LISTED RECORDS section start

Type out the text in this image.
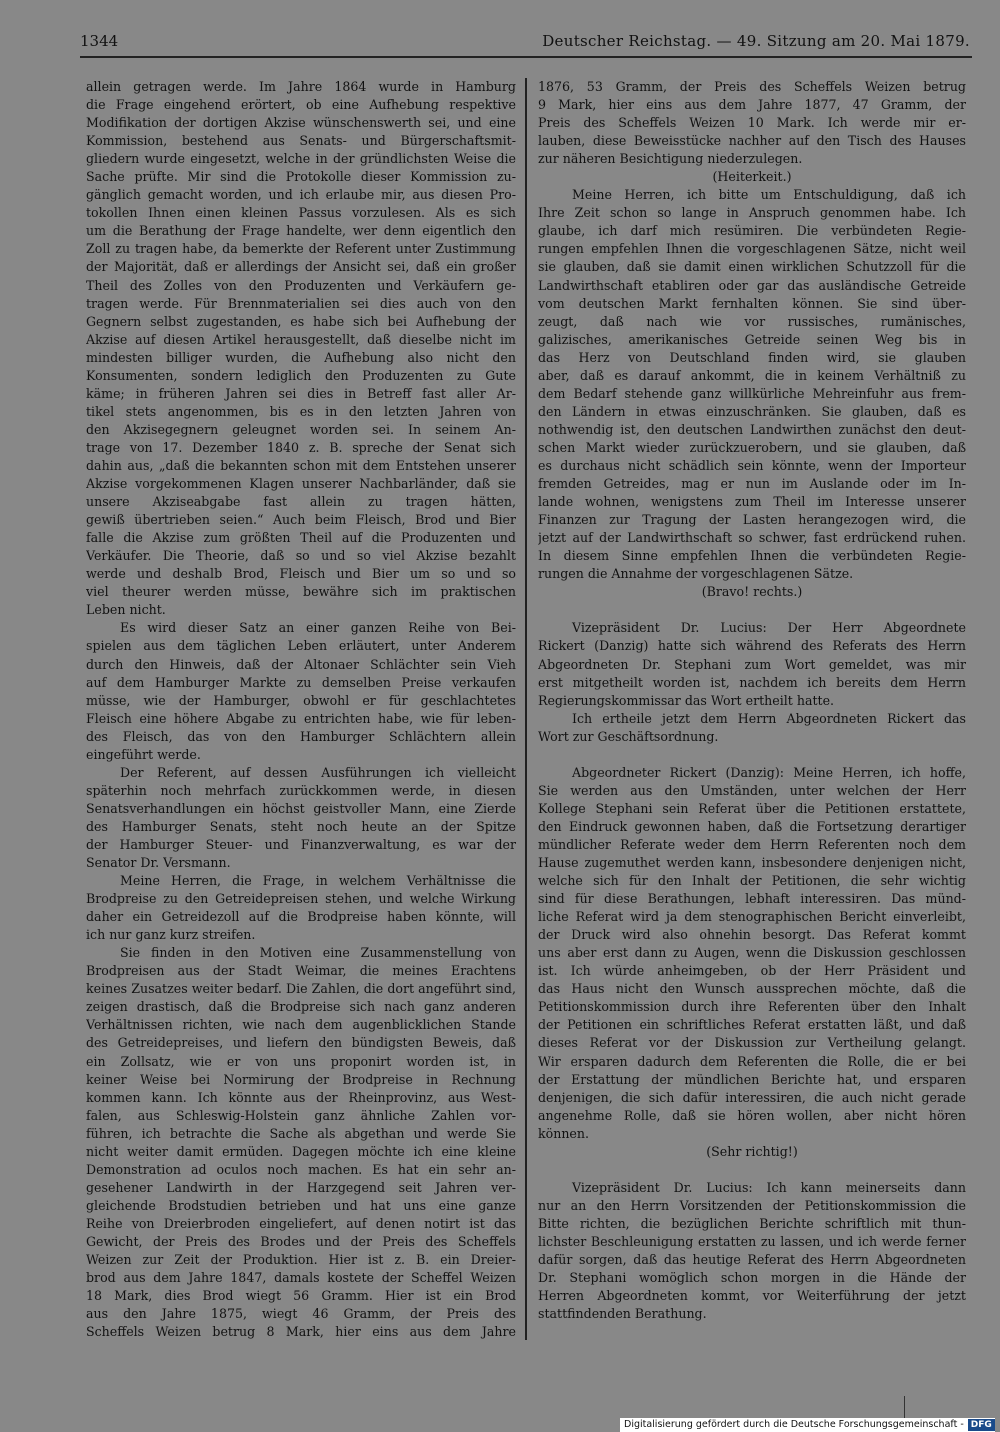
1344	Deutscher Reichstag. — 49. Sitzung am 20. Mai 1879.
allein getragen werde. Im Jahre 1864 wurde in Hamburg
die Frage eingehend erörtert, ob eine Aufhebung respektive
Modifikation der dortigen Akzise wünschenswerth sei, und eine
Kommission, bestehend aus Senats- und Bürgerschaftsmit-
gliedern wurde eingesetzt, welche in der gründlichsten Weise die
Sache prüfte. Mir sind die Protokolle dieser Kommission zu-
gänglich gemacht worden, und ich erlaube mir, aus diesen Pro-
tokollen Ihnen einen kleinen Passus vorzulesen. Als es sich
um die Berathung der Frage handelte, wer denn eigentlich den
Zoll zu tragen habe, da bemerkte der Referent unter Zustimmung
der Majorität, daß er allerdings der Ansicht sei, daß ein großer
Theil des Zolles von den Produzenten und Verkäufern ge-
tragen werde. Für Brennmaterialien sei dies auch von den
Gegnern selbst zugestanden, es habe sich bei Aufhebung der
Akzise auf diesen Artikel herausgestellt, daß dieselbe nicht im
mindesten billiger wurden, die Aufhebung also nicht den
Konsumenten, sondern lediglich den Produzenten zu Gute
käme; in früheren Jahren sei dies in Betreff fast aller Ar-
tikel stets angenommen, bis es in den letzten Jahren von
den Akzisegegnern geleugnet worden sei. In seinem An-
trage von 17. Dezember 1840 z. B. spreche der Senat sich
dahin aus, „daß die bekannten schon mit dem Entstehen unserer
Akzise vorgekommenen Klagen unserer Nachbarländer, daß sie
unsere Akziseabgabe fast allein zu tragen hätten,
gewiß übertrieben seien.“ Auch beim Fleisch, Brod und Bier
falle die Akzise zum größten Theil auf die Produzenten und
Verkäufer. Die Theorie, daß so und so viel Akzise bezahlt
werde und deshalb Brod, Fleisch und Bier um so und so
viel theurer werden müsse, bewähre sich im praktischen
Leben nicht.
Es wird dieser Satz an einer ganzen Reihe von Bei-
spielen aus dem täglichen Leben erläutert, unter Anderem
durch den Hinweis, daß der Altonaer Schlächter sein Vieh
auf dem Hamburger Markte zu demselben Preise verkaufen
müsse, wie der Hamburger, obwohl er für geschlachtetes
Fleisch eine höhere Abgabe zu entrichten habe, wie für leben-
des Fleisch, das von den Hamburger Schlächtern allein
eingeführt werde.
Der Referent, auf dessen Ausführungen ich vielleicht
späterhin noch mehrfach zurückkommen werde, in diesen
Senatsverhandlungen ein höchst geistvoller Mann, eine Zierde
des Hamburger Senats, steht noch heute an der Spitze
der Hamburger Steuer- und Finanzverwaltung, es war der
Senator Dr. Versmann.
Meine Herren, die Frage, in welchem Verhältnisse die
Brodpreise zu den Getreidepreisen stehen, und welche Wirkung
daher ein Getreidezoll auf die Brodpreise haben könnte, will
ich nur ganz kurz streifen.
Sie finden in den Motiven eine Zusammenstellung von
Brodpreisen aus der Stadt Weimar, die meines Erachtens
keines Zusatzes weiter bedarf. Die Zahlen, die dort angeführt sind,
zeigen drastisch, daß die Brodpreise sich nach ganz anderen
Verhältnissen richten, wie nach dem augenblicklichen Stande
des Getreidepreises, und liefern den bündigsten Beweis, daß
ein Zollsatz, wie er von uns proponirt worden ist, in
keiner Weise bei Normirung der Brodpreise in Rechnung
kommen kann. Ich könnte aus der Rheinprovinz, aus West-
falen, aus Schleswig-Holstein ganz ähnliche Zahlen vor-
führen, ich betrachte die Sache als abgethan und werde Sie
nicht weiter damit ermüden. Dagegen möchte ich eine kleine
Demonstration ad oculos noch machen. Es hat ein sehr an-
gesehener Landwirth in der Harzgegend seit Jahren ver-
gleichende Brodstudien betrieben und hat uns eine ganze
Reihe von Dreierbroden eingeliefert, auf denen notirt ist das
Gewicht, der Preis des Brodes und der Preis des Scheffels
Weizen zur Zeit der Produktion. Hier ist z. B. ein Dreier-
brod aus dem Jahre 1847, damals kostete der Scheffel Weizen
18 Mark, dies Brod wiegt 56 Gramm. Hier ist ein Brod
aus den Jahre 1875, wiegt 46 Gramm, der Preis des
Scheffels Weizen betrug 8 Mark, hier eins aus dem Jahre
1876, 53 Gramm, der Preis des Scheffels Weizen betrug
9 Mark, hier eins aus dem Jahre 1877, 47 Gramm, der
Preis des Scheffels Weizen 10 Mark. Ich werde mir er-
lauben, diese Beweisstücke nachher auf den Tisch des Hauses
zur näheren Besichtigung niederzulegen.
(Heiterkeit.)
Meine Herren, ich bitte um Entschuldigung, daß ich
Ihre Zeit schon so lange in Anspruch genommen habe. Ich
glaube, ich darf mich resümiren. Die verbündeten Regie-
rungen empfehlen Ihnen die vorgeschlagenen Sätze, nicht weil
sie glauben, daß sie damit einen wirklichen Schutzzoll für die
Landwirthschaft etabliren oder gar das ausländische Getreide
vom deutschen Markt fernhalten können. Sie sind über-
zeugt, daß nach wie vor russisches, rumänisches,
galizisches, amerikanisches Getreide seinen Weg bis in
das Herz von Deutschland finden wird, sie glauben
aber, daß es darauf ankommt, die in keinem Verhältniß zu
dem Bedarf stehende ganz willkürliche Mehreinfuhr aus frem-
den Ländern in etwas einzuschränken. Sie glauben, daß es
nothwendig ist, den deutschen Landwirthen zunächst den deut-
schen Markt wieder zurückzuerobern, und sie glauben, daß
es durchaus nicht schädlich sein könnte, wenn der Importeur
fremden Getreides, mag er nun im Auslande oder im In-
lande wohnen, wenigstens zum Theil im Interesse unserer
Finanzen zur Tragung der Lasten herangezogen wird, die
jetzt auf der Landwirthschaft so schwer, fast erdrückend ruhen.
In diesem Sinne empfehlen Ihnen die verbündeten Regie-
rungen die Annahme der vorgeschlagenen Sätze.
(Bravo! rechts.)
Vizepräsident Dr. Lucius: Der Herr Abgeordnete
Rickert (Danzig) hatte sich während des Referats des Herrn
Abgeordneten Dr. Stephani zum Wort gemeldet, was mir
erst mitgetheilt worden ist, nachdem ich bereits dem Herrn
Regierungskommissar das Wort ertheilt hatte.
Ich ertheile jetzt dem Herrn Abgeordneten Rickert das
Wort zur Geschäftsordnung.
Abgeordneter Rickert (Danzig): Meine Herren, ich hoffe,
Sie werden aus den Umständen, unter welchen der Herr
Kollege Stephani sein Referat über die Petitionen erstattete,
den Eindruck gewonnen haben, daß die Fortsetzung derartiger
mündlicher Referate weder dem Herrn Referenten noch dem
Hause zugemuthet werden kann, insbesondere denjenigen nicht,
welche sich für den Inhalt der Petitionen, die sehr wichtig
sind für diese Berathungen, lebhaft interessiren. Das münd-
liche Referat wird ja dem stenographischen Bericht einverleibt,
der Druck wird also ohnehin besorgt. Das Referat kommt
uns aber erst dann zu Augen, wenn die Diskussion geschlossen
ist. Ich würde anheimgeben, ob der Herr Präsident und
das Haus nicht den Wunsch aussprechen möchte, daß die
Petitionskommission durch ihre Referenten über den Inhalt
der Petitionen ein schriftliches Referat erstatten läßt, und daß
dieses Referat vor der Diskussion zur Vertheilung gelangt.
Wir ersparen dadurch dem Referenten die Rolle, die er bei
der Erstattung der mündlichen Berichte hat, und ersparen
denjenigen, die sich dafür interessiren, die auch nicht gerade
angenehme Rolle, daß sie hören wollen, aber nicht hören
können.
(Sehr richtig!)
Vizepräsident Dr. Lucius: Ich kann meinerseits dann
nur an den Herrn Vorsitzenden der Petitionskommission die
Bitte richten, die bezüglichen Berichte schriftlich mit thun-
lichster Beschleunigung erstatten zu lassen, und ich werde ferner
dafür sorgen, daß das heutige Referat des Herrn Abgeordneten
Dr. Stephani womöglich schon morgen in die Hände der
Herren Abgeordneten kommt, vor Weiterführung der jetzt
stattfindenden Berathung.
Digitalisierung gefördert durch die Deutsche Forschungsgemeinschaft - DFG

LISTED RECORDS section end

● **WHAT YOU WILL DO**
Copy out each line of the listing that contains the word "Herren".

● **EXPECTED ANSWER**
Meine Herren, die Frage, in welchem Verhältnisse die
Meine Herren, ich bitte um Entschuldigung, daß ich
Abgeordneter Rickert (Danzig): Meine Herren, ich hoffe,
Herren Abgeordneten kommt, vor Weiterführung der jetzt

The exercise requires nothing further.